=== What the task requires ===
Copy from the journald-native text the passage between "There is already" and "data from user.", inclusive, with no changes.

=== Given text ===
----
When does journald-native work better?
There is already a nice gem called systemd-journal
, why another one? Well, because there are some edge cases that it does not cover. I had a trouble with one.
Imagine that your site can receive some arbitrary data from user.
Then you try to parse it. This will fail with many libraries written in C, JSON for example.
we_need_this_data = JSON["[#{received_message}]"] # JSON::ParserError: 399: unexpected token at 'HAHA I'M HAXXOR! '
Then we try to log it. Our logger uses systemd-journal
:
Systemd::Journal.message( priority: Systemd::Journal::LOG_WARNING, message: "Parser failed on some data", data: received_message, ) # ArgumentError: string contains null byte # from .../gems/ffi-1.9.10/lib/ffi/variadic.rb:56:in `invoke' # from .../gems/ffi-1.9.10/lib/ffi/variadic.rb:56:in `call' # from (eval):3:in `sd_journal_send' # from .../gems/systemd-journal-1.2.0/lib/systemd/journal/writable.rb:78:in `message'
Whoops! We crashed the logger! Our logger is affected too! Let's try journald-native
:
Journald::Native.send( "PRIORITY=#{Journald::LOG_WARNING}", "MESSAGE=Parser failed on some data", "DATA=#{received_message}", ) # => 0
OMG! It works! Let's see what is saved.
{ "PRIORITY" : "4", "SYSLOG_IDENTIFIER" : "irb", "MESSAGE" : "Parser failed on some data", "DATA" : [ 72, 65, 72, 65, 32, 73, 39, 77, 32, 72, 65, 88, 88, 79, 82, 33, 32, 0, 32, 83, 79, 77, 69, 32, 67, 79, 82, 82, 85, 80, 84, 32, 68, 65, 84, 65 ] }
Our corrupt message is saved as a byte sequence which we can analyze now.
----
=== Dataset extract ===

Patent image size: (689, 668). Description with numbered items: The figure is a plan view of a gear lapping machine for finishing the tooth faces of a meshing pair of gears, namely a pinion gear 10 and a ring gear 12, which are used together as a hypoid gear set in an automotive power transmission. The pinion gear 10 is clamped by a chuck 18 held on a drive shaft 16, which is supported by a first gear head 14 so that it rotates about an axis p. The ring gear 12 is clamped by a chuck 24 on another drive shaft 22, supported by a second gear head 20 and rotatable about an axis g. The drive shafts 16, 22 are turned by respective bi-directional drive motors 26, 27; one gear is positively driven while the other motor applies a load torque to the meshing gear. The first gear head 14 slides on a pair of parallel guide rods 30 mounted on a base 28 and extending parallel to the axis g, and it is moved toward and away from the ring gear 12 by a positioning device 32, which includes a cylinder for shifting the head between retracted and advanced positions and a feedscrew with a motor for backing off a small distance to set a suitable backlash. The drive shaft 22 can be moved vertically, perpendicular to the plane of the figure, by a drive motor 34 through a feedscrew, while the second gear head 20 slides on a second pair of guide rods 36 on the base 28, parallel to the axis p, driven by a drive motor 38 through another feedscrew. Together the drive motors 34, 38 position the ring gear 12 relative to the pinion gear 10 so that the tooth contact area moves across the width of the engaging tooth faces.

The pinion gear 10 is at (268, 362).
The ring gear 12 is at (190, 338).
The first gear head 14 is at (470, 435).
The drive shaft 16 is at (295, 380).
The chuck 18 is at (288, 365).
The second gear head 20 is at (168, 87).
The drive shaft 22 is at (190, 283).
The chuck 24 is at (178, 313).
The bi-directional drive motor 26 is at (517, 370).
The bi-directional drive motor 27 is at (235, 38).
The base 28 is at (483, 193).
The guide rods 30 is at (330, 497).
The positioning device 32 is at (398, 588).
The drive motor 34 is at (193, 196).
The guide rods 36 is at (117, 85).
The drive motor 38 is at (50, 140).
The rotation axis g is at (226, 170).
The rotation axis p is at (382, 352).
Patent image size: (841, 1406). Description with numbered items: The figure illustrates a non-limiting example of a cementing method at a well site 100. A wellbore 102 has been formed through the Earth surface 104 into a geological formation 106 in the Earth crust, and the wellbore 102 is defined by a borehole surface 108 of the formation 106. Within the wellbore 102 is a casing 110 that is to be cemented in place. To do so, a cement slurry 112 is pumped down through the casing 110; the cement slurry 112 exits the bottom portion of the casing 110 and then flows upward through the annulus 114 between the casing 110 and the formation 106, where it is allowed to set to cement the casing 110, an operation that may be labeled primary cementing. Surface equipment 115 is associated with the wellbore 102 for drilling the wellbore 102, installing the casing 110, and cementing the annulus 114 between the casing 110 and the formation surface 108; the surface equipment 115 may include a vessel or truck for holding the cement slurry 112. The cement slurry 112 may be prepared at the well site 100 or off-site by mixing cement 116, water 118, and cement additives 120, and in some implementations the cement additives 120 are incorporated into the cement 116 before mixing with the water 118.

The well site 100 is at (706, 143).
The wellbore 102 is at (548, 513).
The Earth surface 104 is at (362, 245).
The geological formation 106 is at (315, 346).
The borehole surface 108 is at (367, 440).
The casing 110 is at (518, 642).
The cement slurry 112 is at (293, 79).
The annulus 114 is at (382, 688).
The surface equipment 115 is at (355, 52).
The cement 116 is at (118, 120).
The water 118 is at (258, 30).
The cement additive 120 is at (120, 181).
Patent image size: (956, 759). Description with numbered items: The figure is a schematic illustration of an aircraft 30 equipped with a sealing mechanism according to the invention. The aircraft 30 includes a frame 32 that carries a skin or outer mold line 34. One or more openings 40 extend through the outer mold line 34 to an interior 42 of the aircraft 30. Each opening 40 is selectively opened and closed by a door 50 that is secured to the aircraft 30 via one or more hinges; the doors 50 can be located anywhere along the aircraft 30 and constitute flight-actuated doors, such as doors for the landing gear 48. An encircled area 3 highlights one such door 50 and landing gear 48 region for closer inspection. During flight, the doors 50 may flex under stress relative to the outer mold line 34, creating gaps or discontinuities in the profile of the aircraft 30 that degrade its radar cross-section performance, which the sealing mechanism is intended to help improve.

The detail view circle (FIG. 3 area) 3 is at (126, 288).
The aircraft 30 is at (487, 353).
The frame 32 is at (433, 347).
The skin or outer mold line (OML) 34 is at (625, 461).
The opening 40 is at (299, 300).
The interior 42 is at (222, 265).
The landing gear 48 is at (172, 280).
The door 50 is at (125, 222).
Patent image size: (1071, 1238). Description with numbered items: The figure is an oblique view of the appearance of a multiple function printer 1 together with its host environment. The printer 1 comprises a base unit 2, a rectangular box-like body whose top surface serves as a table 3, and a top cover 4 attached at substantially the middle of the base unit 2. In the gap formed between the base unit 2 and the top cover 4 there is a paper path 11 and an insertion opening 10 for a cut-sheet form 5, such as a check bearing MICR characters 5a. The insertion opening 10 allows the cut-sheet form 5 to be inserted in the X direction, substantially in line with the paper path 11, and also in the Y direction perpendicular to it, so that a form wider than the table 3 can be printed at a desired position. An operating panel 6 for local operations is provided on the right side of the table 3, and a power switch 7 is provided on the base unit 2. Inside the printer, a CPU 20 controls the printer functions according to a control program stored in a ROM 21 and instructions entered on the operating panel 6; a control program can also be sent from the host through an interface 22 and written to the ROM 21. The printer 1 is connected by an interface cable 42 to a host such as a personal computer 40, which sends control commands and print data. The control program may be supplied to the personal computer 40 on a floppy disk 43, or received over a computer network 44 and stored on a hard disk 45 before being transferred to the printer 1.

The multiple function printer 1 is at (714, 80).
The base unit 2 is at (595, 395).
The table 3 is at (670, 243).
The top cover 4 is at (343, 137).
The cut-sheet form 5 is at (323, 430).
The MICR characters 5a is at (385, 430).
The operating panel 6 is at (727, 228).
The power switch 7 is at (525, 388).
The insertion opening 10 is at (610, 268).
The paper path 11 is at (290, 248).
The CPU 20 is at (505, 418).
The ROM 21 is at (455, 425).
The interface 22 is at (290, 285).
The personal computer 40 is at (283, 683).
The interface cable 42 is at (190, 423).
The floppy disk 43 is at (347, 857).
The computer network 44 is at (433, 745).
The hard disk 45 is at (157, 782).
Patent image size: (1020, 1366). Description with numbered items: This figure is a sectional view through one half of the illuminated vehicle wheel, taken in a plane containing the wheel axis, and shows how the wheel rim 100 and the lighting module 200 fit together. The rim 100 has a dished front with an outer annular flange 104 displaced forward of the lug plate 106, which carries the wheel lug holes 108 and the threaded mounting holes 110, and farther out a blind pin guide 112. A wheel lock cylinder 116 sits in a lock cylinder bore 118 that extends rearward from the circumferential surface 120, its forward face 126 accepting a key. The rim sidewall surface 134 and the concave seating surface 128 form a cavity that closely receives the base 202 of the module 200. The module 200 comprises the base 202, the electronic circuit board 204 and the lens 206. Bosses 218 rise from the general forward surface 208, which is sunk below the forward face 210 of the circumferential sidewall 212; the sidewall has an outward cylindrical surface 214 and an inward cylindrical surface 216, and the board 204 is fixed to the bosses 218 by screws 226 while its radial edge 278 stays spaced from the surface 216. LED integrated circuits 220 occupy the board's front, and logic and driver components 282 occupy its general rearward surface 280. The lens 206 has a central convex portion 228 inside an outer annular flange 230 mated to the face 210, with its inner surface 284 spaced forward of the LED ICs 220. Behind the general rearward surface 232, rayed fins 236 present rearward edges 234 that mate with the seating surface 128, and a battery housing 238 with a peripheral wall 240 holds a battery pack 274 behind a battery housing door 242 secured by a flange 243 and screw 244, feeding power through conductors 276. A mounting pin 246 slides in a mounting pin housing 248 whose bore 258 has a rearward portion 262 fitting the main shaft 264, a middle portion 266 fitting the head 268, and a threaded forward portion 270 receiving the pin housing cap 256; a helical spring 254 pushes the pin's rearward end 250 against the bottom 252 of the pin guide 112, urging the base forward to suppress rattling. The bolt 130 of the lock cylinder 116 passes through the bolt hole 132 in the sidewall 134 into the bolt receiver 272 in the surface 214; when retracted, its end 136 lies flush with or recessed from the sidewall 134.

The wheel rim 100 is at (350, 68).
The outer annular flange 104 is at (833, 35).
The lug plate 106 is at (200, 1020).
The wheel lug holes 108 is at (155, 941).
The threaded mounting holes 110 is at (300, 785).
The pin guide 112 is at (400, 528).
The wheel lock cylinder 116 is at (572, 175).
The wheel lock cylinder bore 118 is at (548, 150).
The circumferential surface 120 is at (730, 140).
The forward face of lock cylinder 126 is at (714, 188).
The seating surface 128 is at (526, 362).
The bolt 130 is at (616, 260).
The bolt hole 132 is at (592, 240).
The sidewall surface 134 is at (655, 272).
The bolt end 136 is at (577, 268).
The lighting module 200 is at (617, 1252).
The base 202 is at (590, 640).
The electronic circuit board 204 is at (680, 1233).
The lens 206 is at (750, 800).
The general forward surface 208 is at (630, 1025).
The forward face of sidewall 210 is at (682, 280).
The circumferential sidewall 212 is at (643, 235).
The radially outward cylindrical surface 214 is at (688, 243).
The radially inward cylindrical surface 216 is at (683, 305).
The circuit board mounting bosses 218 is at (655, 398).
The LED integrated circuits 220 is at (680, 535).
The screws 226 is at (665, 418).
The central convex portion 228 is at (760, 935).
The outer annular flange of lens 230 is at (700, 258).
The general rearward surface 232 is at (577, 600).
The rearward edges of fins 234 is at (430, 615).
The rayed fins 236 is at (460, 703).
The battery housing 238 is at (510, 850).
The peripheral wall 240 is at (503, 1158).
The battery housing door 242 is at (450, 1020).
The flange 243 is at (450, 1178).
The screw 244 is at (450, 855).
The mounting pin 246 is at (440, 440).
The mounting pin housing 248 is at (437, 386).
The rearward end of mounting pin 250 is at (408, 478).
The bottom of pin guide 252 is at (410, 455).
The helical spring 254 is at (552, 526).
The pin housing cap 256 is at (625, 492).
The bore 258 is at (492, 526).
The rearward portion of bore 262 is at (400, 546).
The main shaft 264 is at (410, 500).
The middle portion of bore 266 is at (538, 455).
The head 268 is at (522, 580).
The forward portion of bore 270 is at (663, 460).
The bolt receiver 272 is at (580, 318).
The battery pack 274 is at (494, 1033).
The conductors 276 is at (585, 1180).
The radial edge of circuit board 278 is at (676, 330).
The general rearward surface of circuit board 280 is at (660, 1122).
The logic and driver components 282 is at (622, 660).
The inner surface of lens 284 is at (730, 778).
----
=== Reply to the task ===
There is already a nice gem called systemd-journal
, why another one? Well, because there are some edge cases that it does not cover. I had a trouble with one.
Imagine that your site can receive some arbitrary data from user.